Stated exercise: Pick every line with "пользование" from the material below.

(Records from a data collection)

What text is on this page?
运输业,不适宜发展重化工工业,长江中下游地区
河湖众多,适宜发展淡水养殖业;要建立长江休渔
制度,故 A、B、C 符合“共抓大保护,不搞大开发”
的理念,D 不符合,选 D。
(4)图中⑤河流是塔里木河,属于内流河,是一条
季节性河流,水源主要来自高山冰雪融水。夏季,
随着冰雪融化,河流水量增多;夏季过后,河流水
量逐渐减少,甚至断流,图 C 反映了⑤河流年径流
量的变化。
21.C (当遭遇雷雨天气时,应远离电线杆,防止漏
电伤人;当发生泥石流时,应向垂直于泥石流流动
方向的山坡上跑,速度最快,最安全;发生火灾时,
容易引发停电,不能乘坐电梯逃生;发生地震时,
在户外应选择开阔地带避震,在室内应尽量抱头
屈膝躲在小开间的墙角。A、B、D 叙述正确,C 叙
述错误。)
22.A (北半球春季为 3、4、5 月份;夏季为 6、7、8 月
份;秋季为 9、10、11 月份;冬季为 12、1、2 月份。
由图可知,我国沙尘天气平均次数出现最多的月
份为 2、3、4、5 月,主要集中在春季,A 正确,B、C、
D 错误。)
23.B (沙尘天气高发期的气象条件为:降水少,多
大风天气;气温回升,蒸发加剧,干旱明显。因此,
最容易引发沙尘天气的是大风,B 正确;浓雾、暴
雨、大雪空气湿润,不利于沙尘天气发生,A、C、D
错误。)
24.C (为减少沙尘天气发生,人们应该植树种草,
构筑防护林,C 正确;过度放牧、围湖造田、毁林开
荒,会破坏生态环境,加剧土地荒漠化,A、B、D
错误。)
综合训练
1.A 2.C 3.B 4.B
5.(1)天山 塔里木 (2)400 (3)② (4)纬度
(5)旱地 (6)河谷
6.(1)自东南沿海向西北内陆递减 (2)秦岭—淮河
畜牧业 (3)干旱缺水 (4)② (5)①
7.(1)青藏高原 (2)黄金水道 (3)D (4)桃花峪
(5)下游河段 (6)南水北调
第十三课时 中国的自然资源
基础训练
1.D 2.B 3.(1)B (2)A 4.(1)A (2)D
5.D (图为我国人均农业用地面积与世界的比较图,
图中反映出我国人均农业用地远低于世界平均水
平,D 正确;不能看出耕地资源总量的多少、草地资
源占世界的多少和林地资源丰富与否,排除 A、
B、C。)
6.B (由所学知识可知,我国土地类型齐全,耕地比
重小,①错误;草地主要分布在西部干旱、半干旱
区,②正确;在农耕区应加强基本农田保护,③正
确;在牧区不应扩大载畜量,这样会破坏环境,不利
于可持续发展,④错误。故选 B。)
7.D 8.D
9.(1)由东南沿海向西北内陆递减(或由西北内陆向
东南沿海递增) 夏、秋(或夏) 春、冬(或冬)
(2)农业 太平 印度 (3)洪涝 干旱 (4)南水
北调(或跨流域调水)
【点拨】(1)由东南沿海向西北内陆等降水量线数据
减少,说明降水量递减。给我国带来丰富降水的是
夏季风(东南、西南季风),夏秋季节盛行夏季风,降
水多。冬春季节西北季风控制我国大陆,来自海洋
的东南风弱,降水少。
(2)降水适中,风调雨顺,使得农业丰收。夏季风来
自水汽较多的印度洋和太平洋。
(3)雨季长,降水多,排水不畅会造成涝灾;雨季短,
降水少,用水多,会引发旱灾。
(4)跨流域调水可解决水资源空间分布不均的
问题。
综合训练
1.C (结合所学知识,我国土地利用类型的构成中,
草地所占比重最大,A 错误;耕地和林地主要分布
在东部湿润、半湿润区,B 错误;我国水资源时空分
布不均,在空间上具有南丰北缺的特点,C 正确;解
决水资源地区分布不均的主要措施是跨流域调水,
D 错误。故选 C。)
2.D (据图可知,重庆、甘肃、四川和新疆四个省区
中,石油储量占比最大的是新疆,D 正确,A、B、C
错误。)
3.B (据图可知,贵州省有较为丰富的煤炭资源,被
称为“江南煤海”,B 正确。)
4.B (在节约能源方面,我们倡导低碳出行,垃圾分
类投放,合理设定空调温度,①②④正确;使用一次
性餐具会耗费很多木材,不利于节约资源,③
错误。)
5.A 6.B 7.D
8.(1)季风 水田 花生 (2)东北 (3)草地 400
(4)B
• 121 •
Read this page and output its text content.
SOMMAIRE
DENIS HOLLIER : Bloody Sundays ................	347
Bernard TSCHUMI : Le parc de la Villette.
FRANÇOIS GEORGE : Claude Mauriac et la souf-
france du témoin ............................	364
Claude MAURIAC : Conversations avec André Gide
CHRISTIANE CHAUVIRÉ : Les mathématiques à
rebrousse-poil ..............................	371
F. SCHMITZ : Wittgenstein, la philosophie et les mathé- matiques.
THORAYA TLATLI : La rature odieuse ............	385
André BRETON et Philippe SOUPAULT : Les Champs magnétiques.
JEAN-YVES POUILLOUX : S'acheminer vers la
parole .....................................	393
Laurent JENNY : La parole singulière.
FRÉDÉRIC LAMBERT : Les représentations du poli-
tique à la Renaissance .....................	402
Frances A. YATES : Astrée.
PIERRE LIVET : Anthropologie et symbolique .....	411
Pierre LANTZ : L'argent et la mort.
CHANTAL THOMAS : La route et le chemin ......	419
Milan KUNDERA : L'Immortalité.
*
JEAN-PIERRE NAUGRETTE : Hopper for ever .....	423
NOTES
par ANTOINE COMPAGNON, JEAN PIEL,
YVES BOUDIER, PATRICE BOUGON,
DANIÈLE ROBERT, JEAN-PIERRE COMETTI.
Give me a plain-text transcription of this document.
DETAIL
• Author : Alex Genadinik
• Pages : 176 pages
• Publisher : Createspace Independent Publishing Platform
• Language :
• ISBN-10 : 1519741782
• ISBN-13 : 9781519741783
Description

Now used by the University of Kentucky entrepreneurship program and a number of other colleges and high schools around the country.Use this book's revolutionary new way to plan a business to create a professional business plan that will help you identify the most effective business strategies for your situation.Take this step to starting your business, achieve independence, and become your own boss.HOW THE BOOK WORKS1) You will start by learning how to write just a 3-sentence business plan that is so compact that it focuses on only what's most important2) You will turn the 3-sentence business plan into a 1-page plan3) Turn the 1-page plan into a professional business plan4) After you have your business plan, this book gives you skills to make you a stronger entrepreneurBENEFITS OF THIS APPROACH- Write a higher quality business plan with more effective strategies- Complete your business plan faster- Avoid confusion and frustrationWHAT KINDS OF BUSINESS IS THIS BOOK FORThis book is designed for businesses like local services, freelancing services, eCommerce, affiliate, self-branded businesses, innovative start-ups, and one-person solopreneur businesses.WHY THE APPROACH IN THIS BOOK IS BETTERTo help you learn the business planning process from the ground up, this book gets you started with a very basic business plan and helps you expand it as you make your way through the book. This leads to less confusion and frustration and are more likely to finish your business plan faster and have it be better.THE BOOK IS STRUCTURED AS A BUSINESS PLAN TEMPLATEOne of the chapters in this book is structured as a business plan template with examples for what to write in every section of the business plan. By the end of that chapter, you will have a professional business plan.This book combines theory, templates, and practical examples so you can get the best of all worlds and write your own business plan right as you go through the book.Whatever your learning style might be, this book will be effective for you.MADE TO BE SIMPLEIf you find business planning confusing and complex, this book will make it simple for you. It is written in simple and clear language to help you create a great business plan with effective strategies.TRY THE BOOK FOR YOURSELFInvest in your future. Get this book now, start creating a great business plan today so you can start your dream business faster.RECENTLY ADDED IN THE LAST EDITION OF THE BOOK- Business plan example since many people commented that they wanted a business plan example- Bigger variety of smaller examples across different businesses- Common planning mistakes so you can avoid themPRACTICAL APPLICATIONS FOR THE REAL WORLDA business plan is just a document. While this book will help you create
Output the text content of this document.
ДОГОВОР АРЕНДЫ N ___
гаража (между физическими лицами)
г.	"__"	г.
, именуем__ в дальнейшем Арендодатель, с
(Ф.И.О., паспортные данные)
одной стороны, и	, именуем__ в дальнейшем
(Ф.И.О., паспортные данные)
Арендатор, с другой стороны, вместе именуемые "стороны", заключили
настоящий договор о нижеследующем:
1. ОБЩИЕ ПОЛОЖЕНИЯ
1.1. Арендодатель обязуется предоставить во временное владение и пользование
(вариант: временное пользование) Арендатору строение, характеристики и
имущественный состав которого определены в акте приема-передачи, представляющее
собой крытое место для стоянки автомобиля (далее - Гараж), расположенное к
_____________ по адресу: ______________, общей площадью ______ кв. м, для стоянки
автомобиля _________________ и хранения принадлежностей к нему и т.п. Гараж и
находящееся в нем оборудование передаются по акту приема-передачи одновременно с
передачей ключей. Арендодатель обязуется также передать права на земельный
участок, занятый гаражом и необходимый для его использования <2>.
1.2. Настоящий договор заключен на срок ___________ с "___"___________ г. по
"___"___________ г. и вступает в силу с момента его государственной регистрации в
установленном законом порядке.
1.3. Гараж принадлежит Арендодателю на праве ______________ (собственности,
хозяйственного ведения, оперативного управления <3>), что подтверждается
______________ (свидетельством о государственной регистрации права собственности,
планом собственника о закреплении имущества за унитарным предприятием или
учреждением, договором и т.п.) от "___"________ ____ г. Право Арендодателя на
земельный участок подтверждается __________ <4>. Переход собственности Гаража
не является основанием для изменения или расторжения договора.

Task result:
1.1. Арендодатель обязуется предоставить во временное владение и пользование
(вариант: временное пользование) Арендатору строение, характеристики и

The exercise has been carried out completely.